• **Objective**:
Select all lines with the string "situaciones" in them, and copy those lines.

• **Records excerpted from a collection**:
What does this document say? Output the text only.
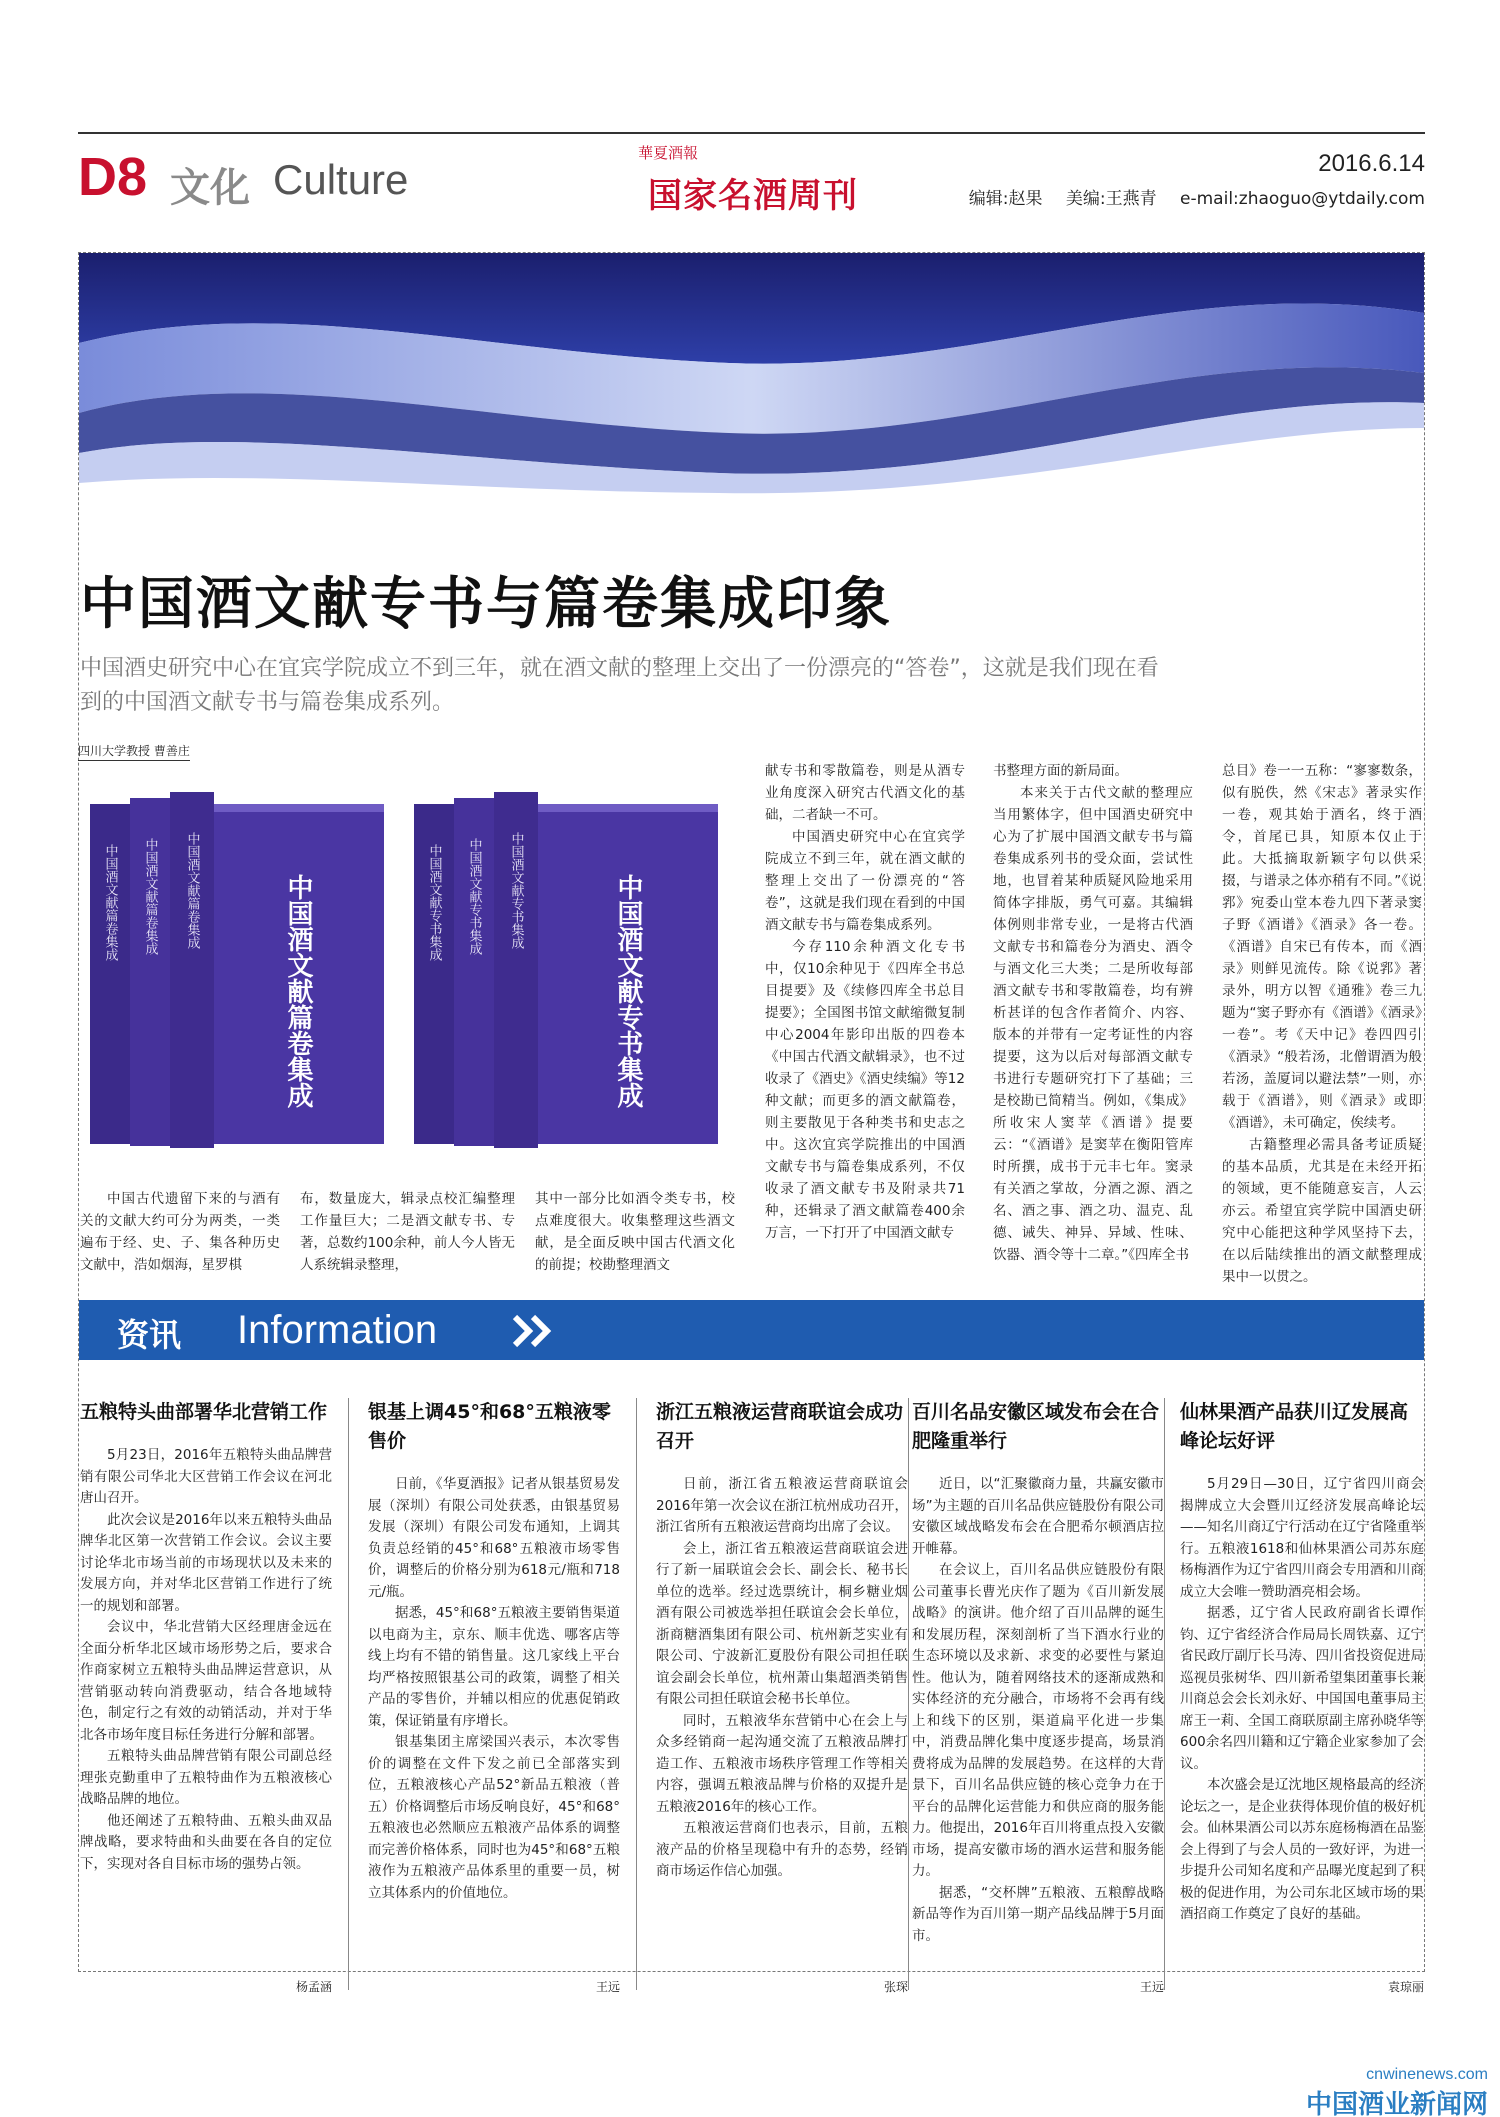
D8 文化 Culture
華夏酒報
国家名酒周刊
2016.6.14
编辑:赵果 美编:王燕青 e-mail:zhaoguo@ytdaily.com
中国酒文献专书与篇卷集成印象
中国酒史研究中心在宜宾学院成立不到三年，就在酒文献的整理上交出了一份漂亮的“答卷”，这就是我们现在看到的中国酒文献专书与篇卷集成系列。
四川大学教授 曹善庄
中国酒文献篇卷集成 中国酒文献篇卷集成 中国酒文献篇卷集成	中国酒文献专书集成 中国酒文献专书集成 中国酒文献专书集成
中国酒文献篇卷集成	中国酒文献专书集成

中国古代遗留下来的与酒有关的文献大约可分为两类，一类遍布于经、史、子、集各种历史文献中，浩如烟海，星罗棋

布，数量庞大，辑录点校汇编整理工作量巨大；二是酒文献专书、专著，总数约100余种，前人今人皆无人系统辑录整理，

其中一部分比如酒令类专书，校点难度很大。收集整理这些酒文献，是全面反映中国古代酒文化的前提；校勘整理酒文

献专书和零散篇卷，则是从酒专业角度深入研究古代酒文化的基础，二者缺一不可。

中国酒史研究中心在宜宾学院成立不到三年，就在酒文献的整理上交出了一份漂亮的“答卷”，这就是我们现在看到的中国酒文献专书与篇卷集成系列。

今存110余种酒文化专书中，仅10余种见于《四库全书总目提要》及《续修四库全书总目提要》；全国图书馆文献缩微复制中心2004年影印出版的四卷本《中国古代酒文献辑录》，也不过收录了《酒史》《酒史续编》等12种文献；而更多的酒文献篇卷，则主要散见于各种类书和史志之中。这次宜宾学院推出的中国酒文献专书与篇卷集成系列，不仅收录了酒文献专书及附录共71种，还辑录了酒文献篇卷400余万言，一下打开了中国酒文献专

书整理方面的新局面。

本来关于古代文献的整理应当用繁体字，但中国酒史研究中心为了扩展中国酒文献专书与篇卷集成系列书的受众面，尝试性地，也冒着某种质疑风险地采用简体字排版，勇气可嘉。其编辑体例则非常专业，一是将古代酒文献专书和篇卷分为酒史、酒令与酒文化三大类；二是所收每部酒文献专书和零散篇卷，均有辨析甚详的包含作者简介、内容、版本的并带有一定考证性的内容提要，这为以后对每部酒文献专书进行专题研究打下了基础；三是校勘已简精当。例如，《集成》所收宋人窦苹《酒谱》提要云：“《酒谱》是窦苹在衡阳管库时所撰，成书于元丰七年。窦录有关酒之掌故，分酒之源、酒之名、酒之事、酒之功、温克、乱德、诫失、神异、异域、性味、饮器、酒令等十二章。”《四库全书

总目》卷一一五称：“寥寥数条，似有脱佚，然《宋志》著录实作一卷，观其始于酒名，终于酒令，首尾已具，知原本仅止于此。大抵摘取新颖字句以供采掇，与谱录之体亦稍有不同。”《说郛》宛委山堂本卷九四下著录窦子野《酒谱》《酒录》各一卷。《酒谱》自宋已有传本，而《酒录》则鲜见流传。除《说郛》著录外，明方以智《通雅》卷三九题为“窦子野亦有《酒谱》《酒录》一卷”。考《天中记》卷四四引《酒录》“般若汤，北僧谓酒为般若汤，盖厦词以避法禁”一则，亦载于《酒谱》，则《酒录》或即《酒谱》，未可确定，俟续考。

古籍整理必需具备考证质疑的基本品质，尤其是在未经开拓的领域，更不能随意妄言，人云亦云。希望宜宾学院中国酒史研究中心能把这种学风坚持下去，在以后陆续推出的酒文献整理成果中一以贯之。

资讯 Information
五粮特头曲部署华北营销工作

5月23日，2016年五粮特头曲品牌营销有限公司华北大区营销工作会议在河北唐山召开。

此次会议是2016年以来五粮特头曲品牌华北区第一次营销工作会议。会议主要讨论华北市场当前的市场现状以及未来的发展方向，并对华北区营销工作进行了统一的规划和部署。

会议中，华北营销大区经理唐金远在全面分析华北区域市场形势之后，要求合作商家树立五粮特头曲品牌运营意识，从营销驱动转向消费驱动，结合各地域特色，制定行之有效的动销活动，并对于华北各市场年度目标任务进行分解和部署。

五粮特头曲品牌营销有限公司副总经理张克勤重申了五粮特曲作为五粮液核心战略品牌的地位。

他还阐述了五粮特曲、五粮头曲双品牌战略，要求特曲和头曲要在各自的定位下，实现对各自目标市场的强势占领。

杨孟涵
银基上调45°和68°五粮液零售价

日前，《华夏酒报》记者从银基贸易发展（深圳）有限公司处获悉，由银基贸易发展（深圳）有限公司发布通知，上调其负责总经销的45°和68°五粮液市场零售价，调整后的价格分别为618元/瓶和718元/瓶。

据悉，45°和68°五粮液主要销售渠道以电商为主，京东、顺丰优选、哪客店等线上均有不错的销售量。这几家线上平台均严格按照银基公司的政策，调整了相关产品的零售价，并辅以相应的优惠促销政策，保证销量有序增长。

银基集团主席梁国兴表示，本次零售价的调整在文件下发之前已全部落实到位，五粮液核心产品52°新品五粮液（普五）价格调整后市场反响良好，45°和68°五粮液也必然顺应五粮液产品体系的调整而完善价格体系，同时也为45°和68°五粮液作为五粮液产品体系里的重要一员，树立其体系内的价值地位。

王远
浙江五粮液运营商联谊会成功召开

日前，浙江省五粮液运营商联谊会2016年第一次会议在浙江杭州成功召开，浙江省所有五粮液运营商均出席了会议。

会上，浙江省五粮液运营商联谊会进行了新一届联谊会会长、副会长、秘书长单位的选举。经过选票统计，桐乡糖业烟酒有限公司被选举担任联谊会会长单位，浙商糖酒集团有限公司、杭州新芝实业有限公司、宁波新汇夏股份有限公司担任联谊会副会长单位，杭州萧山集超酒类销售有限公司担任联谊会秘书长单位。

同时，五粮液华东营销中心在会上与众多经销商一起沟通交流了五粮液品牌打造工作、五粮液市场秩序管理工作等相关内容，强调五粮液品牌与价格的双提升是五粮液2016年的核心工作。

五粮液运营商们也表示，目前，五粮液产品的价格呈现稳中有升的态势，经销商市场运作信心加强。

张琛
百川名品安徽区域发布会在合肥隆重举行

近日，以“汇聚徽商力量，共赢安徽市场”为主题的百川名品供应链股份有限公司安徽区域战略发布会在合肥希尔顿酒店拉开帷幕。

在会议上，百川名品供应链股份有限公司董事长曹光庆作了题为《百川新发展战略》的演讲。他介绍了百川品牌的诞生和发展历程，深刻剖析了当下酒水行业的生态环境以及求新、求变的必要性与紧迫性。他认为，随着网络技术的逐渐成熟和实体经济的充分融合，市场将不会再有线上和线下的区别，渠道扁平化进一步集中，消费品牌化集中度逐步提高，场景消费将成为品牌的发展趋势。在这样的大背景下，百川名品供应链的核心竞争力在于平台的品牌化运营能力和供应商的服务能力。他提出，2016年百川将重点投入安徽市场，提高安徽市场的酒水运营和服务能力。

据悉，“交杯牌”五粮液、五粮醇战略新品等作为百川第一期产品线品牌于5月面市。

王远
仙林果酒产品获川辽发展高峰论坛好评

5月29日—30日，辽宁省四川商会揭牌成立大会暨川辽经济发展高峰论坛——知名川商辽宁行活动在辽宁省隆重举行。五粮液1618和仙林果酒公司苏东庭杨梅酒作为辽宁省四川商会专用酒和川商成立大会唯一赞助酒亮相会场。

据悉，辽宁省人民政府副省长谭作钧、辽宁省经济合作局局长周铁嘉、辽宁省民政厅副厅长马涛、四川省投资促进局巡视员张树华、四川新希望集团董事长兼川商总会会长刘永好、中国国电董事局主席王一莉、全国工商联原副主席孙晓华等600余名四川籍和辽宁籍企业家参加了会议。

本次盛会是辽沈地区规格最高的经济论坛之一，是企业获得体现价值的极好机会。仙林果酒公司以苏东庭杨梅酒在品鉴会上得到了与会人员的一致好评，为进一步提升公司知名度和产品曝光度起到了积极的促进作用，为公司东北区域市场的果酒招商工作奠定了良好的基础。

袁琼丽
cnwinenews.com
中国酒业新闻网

==

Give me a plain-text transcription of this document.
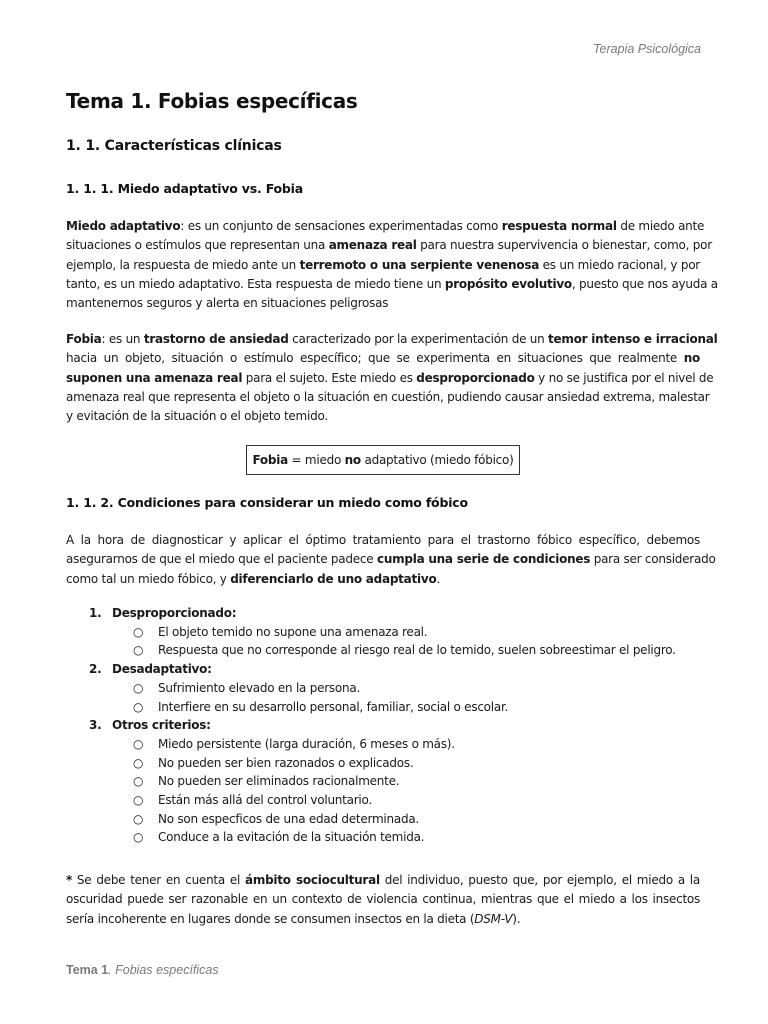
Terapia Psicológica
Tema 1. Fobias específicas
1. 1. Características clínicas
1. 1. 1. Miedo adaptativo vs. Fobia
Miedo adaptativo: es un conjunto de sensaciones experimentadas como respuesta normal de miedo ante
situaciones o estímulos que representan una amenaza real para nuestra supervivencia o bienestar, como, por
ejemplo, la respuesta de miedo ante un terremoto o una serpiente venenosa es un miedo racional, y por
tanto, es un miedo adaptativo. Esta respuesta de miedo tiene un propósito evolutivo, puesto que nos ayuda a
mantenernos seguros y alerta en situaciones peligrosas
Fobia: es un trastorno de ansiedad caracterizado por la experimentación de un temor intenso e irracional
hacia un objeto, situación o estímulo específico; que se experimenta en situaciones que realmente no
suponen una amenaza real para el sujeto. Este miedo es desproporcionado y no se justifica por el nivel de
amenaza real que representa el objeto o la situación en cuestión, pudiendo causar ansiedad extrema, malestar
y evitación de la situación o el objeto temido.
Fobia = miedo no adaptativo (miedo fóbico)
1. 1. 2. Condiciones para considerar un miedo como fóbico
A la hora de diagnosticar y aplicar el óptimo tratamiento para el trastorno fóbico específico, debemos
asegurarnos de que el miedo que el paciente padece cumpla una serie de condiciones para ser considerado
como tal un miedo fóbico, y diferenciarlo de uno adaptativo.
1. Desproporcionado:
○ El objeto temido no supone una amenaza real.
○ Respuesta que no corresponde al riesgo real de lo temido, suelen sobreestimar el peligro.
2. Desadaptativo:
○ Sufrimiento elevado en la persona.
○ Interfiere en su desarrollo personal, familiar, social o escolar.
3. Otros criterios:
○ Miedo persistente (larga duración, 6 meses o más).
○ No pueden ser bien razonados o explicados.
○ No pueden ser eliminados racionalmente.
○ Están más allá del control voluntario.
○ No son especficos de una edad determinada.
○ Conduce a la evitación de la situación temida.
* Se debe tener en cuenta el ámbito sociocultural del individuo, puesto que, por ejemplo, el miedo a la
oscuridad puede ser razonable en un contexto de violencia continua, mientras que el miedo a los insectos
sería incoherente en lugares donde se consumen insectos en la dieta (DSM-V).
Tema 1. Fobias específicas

• **Correct answer**:
situaciones o estímulos que representan una amenaza real para nuestra supervivencia o bienestar, como, por
mantenernos seguros y alerta en situaciones peligrosas
hacia un objeto, situación o estímulo específico; que se experimenta en situaciones que realmente no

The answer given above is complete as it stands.